[Records from a collection]
***
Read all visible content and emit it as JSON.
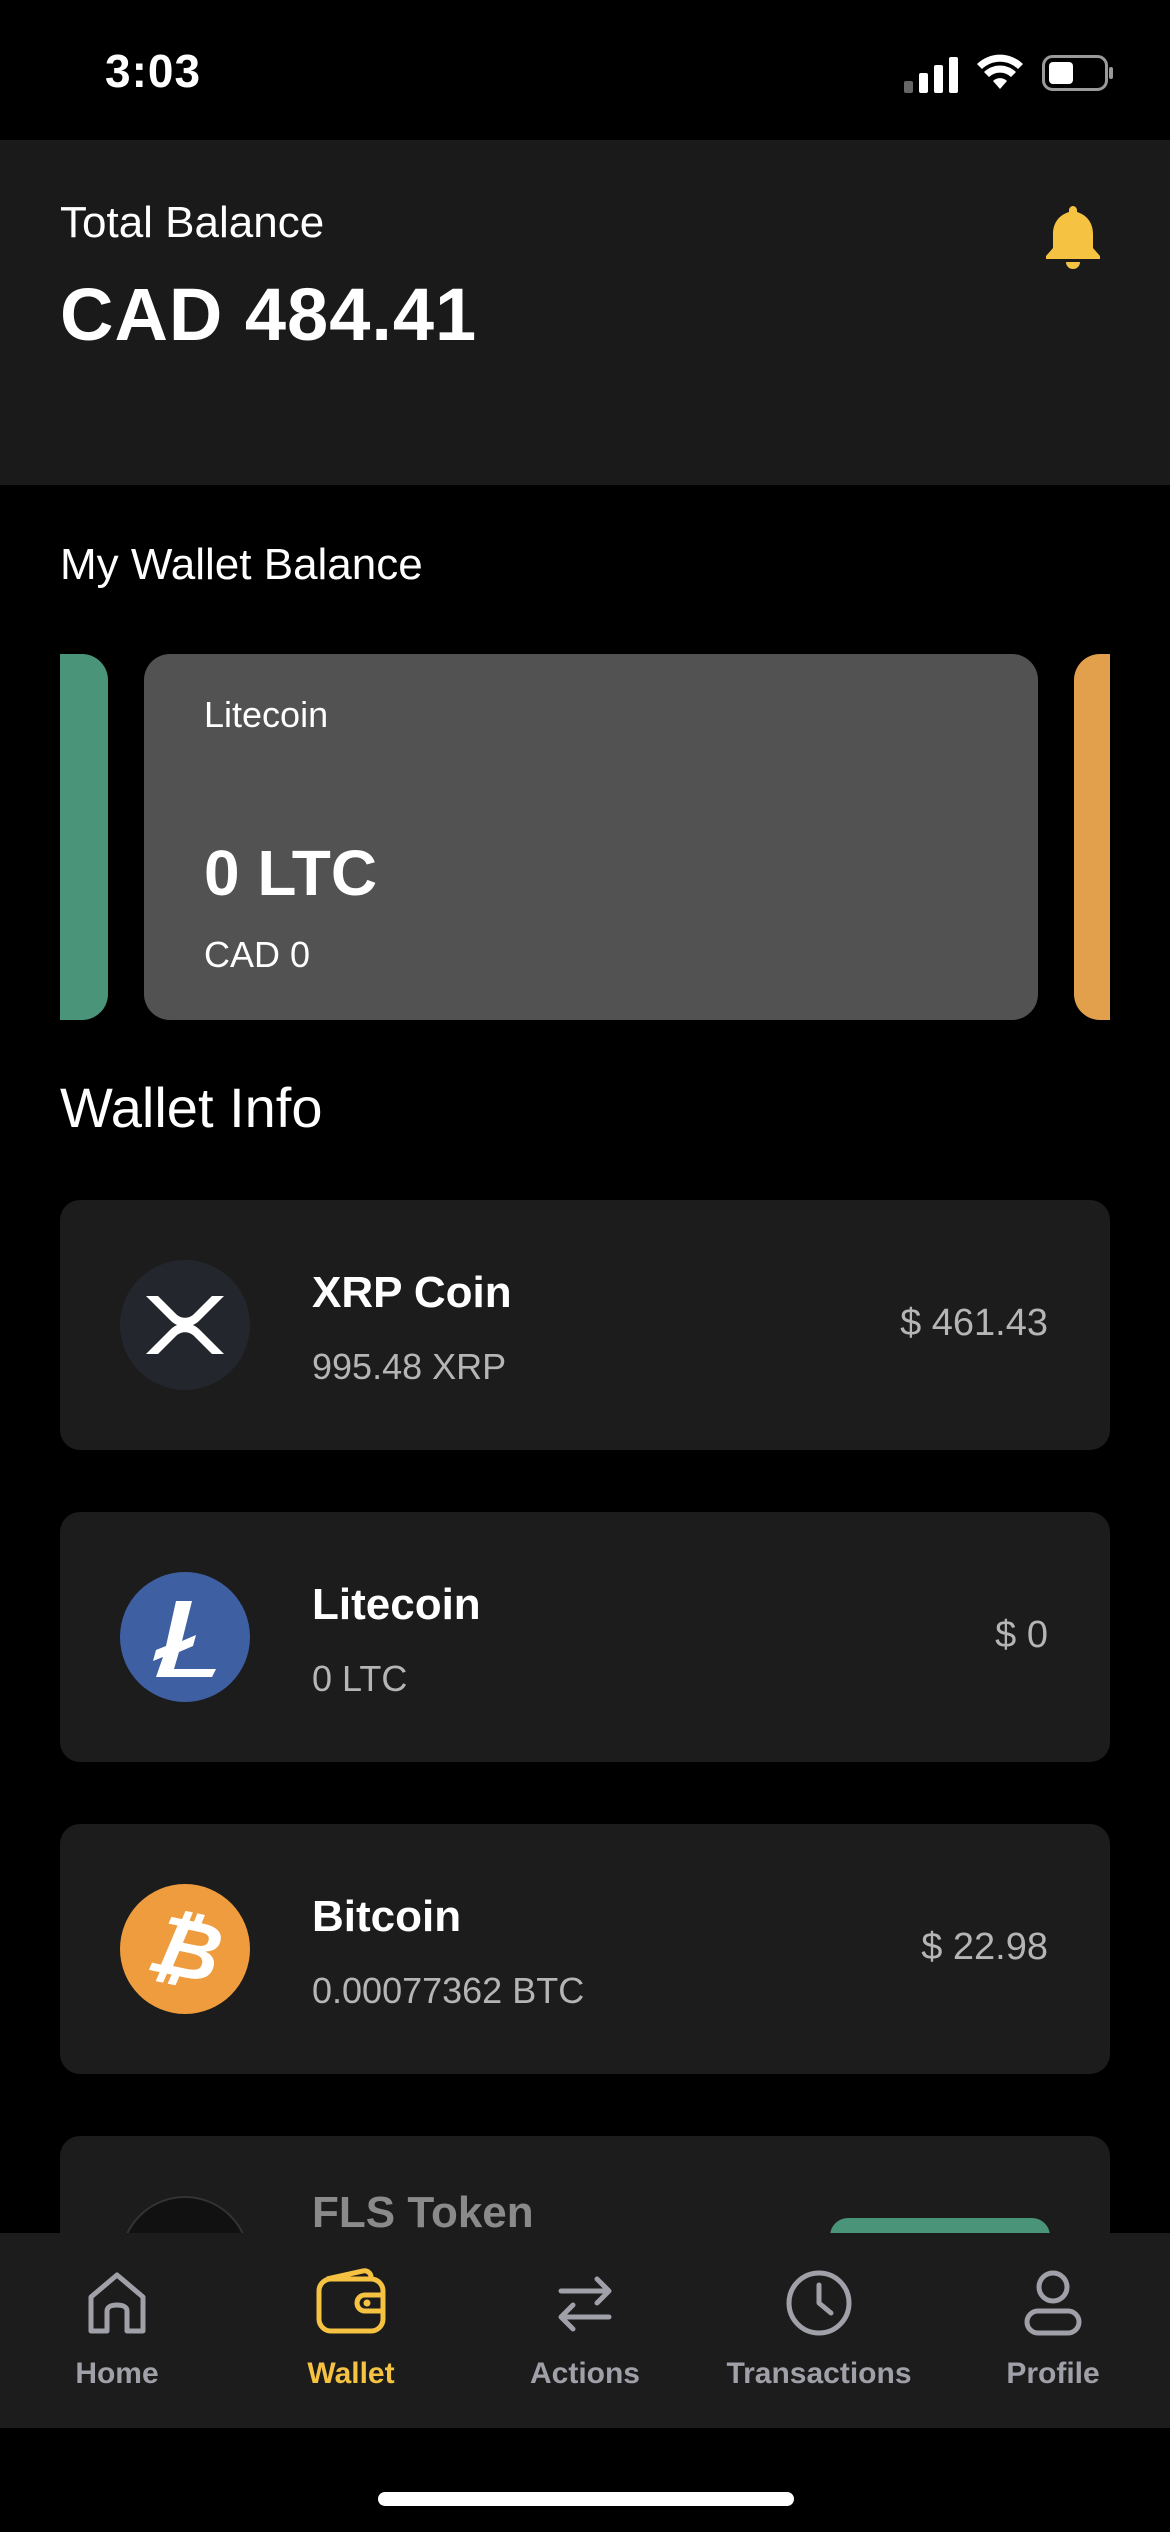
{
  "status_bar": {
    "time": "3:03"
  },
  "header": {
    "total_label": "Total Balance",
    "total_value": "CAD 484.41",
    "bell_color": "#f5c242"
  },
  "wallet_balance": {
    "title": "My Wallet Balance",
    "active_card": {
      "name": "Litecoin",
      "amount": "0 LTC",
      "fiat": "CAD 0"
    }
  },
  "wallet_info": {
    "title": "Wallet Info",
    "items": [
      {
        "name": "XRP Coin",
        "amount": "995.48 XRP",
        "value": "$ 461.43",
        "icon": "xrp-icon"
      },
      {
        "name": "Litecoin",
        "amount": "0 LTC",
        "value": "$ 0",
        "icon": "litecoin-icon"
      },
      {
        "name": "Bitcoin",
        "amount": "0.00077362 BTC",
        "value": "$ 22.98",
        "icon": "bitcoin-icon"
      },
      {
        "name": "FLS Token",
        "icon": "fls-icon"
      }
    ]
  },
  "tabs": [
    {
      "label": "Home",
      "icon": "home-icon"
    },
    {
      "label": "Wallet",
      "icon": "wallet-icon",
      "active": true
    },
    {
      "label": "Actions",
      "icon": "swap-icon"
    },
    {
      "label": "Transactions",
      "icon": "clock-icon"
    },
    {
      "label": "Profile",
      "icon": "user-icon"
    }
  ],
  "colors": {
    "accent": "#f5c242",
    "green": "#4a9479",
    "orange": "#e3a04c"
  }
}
***
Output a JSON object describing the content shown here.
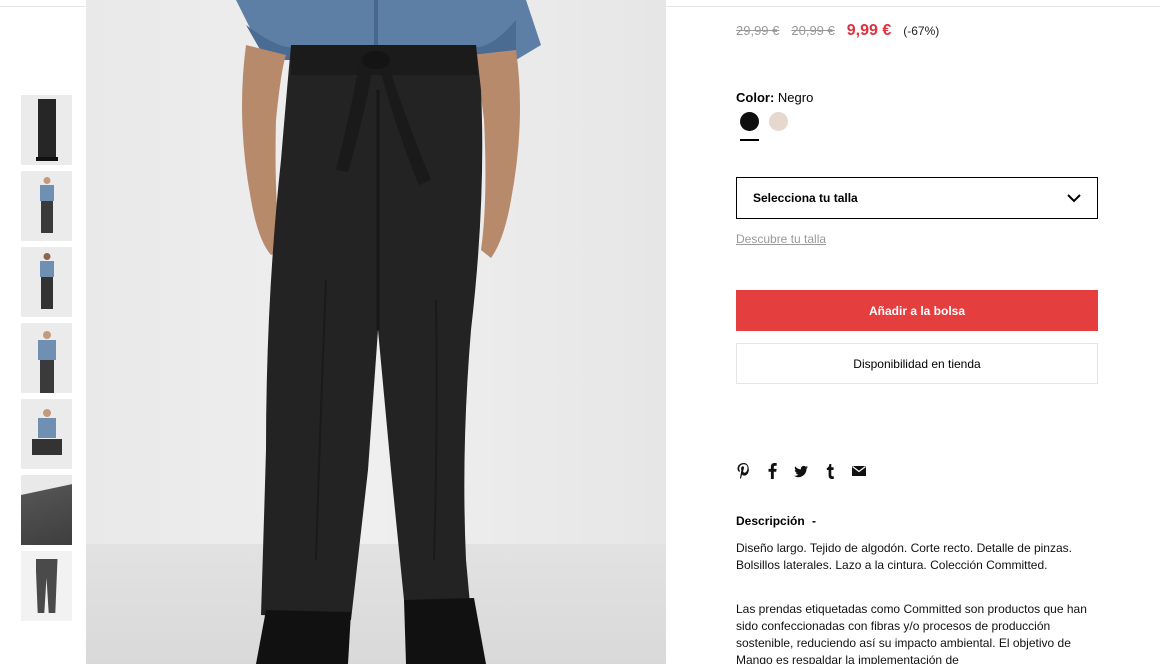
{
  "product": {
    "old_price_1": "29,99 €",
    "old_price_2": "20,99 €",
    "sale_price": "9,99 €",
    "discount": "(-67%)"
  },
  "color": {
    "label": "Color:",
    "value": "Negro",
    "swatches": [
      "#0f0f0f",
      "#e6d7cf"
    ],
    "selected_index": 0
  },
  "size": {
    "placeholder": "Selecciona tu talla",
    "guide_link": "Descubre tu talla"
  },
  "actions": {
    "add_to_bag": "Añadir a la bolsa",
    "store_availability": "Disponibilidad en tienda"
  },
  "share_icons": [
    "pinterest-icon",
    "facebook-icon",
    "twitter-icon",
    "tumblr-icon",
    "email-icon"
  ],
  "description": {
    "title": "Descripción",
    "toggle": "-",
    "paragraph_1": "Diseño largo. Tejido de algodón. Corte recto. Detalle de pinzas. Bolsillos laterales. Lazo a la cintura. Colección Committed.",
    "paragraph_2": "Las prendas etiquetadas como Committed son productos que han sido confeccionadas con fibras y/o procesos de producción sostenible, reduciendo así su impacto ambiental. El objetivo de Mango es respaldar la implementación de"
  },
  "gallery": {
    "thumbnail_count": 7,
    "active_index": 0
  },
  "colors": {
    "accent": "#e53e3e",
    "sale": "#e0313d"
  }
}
***
Find the word "Committed" in the data and copy out each line where it turns up.

    "paragraph_1": "Diseño largo. Tejido de algodón. Corte recto. Detalle de pinzas. Bolsillos laterales. Lazo a la cintura. Colección Committed.",
    "paragraph_2": "Las prendas etiquetadas como Committed son productos que han sido confeccionadas con fibras y/o procesos de producción sostenible, reduciendo así su impacto ambiental. El objetivo de Mango es respaldar la implementación de"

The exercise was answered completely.